Short task: Transcribe all of the material exactly.
::::::::::
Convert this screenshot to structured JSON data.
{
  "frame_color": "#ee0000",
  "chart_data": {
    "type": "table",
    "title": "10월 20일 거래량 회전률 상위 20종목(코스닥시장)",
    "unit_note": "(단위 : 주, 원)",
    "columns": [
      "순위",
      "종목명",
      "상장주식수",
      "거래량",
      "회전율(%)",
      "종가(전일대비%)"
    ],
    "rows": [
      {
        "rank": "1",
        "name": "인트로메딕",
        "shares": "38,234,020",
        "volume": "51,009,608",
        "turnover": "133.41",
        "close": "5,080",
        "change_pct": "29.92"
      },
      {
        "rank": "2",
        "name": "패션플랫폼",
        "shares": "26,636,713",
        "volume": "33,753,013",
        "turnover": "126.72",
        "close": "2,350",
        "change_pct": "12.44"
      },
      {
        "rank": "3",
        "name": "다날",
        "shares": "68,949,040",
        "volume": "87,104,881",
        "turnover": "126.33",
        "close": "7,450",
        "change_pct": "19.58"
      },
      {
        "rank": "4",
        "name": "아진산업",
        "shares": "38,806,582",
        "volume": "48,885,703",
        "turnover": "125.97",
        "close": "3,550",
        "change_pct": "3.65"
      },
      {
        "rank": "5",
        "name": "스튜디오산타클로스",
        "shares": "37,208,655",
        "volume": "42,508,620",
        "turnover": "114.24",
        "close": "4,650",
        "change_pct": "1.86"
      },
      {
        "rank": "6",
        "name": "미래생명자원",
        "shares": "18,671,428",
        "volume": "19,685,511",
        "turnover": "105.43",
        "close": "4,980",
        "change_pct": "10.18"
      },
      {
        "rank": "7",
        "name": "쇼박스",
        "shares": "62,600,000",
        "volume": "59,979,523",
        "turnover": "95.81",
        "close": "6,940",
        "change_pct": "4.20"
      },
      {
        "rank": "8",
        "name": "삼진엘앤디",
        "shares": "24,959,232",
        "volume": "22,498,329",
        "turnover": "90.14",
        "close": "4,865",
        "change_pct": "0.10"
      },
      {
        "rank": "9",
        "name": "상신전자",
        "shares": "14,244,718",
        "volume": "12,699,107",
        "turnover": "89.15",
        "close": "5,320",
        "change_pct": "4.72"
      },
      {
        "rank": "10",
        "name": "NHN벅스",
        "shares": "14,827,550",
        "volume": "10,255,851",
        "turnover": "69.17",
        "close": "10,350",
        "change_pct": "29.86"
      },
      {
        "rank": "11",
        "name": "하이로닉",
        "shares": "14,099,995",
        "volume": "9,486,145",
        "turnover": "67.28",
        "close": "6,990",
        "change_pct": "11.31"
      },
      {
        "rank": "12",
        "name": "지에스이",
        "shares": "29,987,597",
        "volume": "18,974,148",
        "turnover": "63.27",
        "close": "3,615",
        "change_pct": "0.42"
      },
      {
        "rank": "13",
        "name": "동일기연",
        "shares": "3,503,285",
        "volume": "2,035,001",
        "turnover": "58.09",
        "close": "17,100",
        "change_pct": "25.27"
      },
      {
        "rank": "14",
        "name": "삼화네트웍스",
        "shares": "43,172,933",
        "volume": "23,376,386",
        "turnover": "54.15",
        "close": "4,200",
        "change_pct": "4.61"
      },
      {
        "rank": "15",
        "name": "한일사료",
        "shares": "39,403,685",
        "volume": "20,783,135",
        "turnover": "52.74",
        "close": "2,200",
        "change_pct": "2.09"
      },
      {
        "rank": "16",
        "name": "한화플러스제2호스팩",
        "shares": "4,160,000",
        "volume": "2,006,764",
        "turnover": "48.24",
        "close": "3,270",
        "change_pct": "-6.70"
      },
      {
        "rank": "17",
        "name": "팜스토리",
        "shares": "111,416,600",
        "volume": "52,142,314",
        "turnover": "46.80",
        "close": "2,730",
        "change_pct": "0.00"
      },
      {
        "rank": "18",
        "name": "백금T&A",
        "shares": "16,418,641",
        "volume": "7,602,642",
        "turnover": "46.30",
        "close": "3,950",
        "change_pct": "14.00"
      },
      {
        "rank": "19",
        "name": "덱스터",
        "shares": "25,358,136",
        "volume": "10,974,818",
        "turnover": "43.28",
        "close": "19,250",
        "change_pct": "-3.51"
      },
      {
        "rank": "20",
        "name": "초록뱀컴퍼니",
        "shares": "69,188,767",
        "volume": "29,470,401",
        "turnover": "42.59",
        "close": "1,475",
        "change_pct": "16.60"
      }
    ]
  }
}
::::::::::
Completed exercise:
Convert this screenshot to structured JSON data.
{
  "frame_color": "#ee0000",
  "chart_data": {
    "type": "table",
    "title": "10월 20일 거래량 회전률 상위 20종목(코스닥시장)",
    "unit_note": "(단위 : 주, 원)",
    "columns": [
      "순위",
      "종목명",
      "상장주식수",
      "거래량",
      "회전율(%)",
      "종가(전일대비%)"
    ],
    "rows": [
      {
        "rank": "1",
        "name": "인트로메딕",
        "shares": "38,234,020",
        "volume": "51,009,608",
        "turnover": "133.41",
        "close": "5,080",
        "change_pct": "29.92"
      },
      {
        "rank": "2",
        "name": "패션플랫폼",
        "shares": "26,636,713",
        "volume": "33,753,013",
        "turnover": "126.72",
        "close": "2,350",
        "change_pct": "12.44"
      },
      {
        "rank": "3",
        "name": "다날",
        "shares": "68,949,040",
        "volume": "87,104,881",
        "turnover": "126.33",
        "close": "7,450",
        "change_pct": "19.58"
      },
      {
        "rank": "4",
        "name": "아진산업",
        "shares": "38,806,582",
        "volume": "48,885,703",
        "turnover": "125.97",
        "close": "3,550",
        "change_pct": "3.65"
      },
      {
        "rank": "5",
        "name": "스튜디오산타클로스",
        "shares": "37,208,655",
        "volume": "42,508,620",
        "turnover": "114.24",
        "close": "4,650",
        "change_pct": "1.86"
      },
      {
        "rank": "6",
        "name": "미래생명자원",
        "shares": "18,671,428",
        "volume": "19,685,511",
        "turnover": "105.43",
        "close": "4,980",
        "change_pct": "10.18"
      },
      {
        "rank": "7",
        "name": "쇼박스",
        "shares": "62,600,000",
        "volume": "59,979,523",
        "turnover": "95.81",
        "close": "6,940",
        "change_pct": "4.20"
      },
      {
        "rank": "8",
        "name": "삼진엘앤디",
        "shares": "24,959,232",
        "volume": "22,498,329",
        "turnover": "90.14",
        "close": "4,865",
        "change_pct": "0.10"
      },
      {
        "rank": "9",
        "name": "상신전자",
        "shares": "14,244,718",
        "volume": "12,699,107",
        "turnover": "89.15",
        "close": "5,320",
        "change_pct": "4.72"
      },
      {
        "rank": "10",
        "name": "NHN벅스",
        "shares": "14,827,550",
        "volume": "10,255,851",
        "turnover": "69.17",
        "close": "10,350",
        "change_pct": "29.86"
      },
      {
        "rank": "11",
        "name": "하이로닉",
        "shares": "14,099,995",
        "volume": "9,486,145",
        "turnover": "67.28",
        "close": "6,990",
        "change_pct": "11.31"
      },
      {
        "rank": "12",
        "name": "지에스이",
        "shares": "29,987,597",
        "volume": "18,974,148",
        "turnover": "63.27",
        "close": "3,615",
        "change_pct": "0.42"
      },
      {
        "rank": "13",
        "name": "동일기연",
        "shares": "3,503,285",
        "volume": "2,035,001",
        "turnover": "58.09",
        "close": "17,100",
        "change_pct": "25.27"
      },
      {
        "rank": "14",
        "name": "삼화네트웍스",
        "shares": "43,172,933",
        "volume": "23,376,386",
        "turnover": "54.15",
        "close": "4,200",
        "change_pct": "4.61"
      },
      {
        "rank": "15",
        "name": "한일사료",
        "shares": "39,403,685",
        "volume": "20,783,135",
        "turnover": "52.74",
        "close": "2,200",
        "change_pct": "2.09"
      },
      {
        "rank": "16",
        "name": "한화플러스제2호스팩",
        "shares": "4,160,000",
        "volume": "2,006,764",
        "turnover": "48.24",
        "close": "3,270",
        "change_pct": "-6.70"
      },
      {
        "rank": "17",
        "name": "팜스토리",
        "shares": "111,416,600",
        "volume": "52,142,314",
        "turnover": "46.80",
        "close": "2,730",
        "change_pct": "0.00"
      },
      {
        "rank": "18",
        "name": "백금T&A",
        "shares": "16,418,641",
        "volume": "7,602,642",
        "turnover": "46.30",
        "close": "3,950",
        "change_pct": "14.00"
      },
      {
        "rank": "19",
        "name": "덱스터",
        "shares": "25,358,136",
        "volume": "10,974,818",
        "turnover": "43.28",
        "close": "19,250",
        "change_pct": "-3.51"
      },
      {
        "rank": "20",
        "name": "초록뱀컴퍼니",
        "shares": "69,188,767",
        "volume": "29,470,401",
        "turnover": "42.59",
        "close": "1,475",
        "change_pct": "16.60"
      }
    ]
  }
}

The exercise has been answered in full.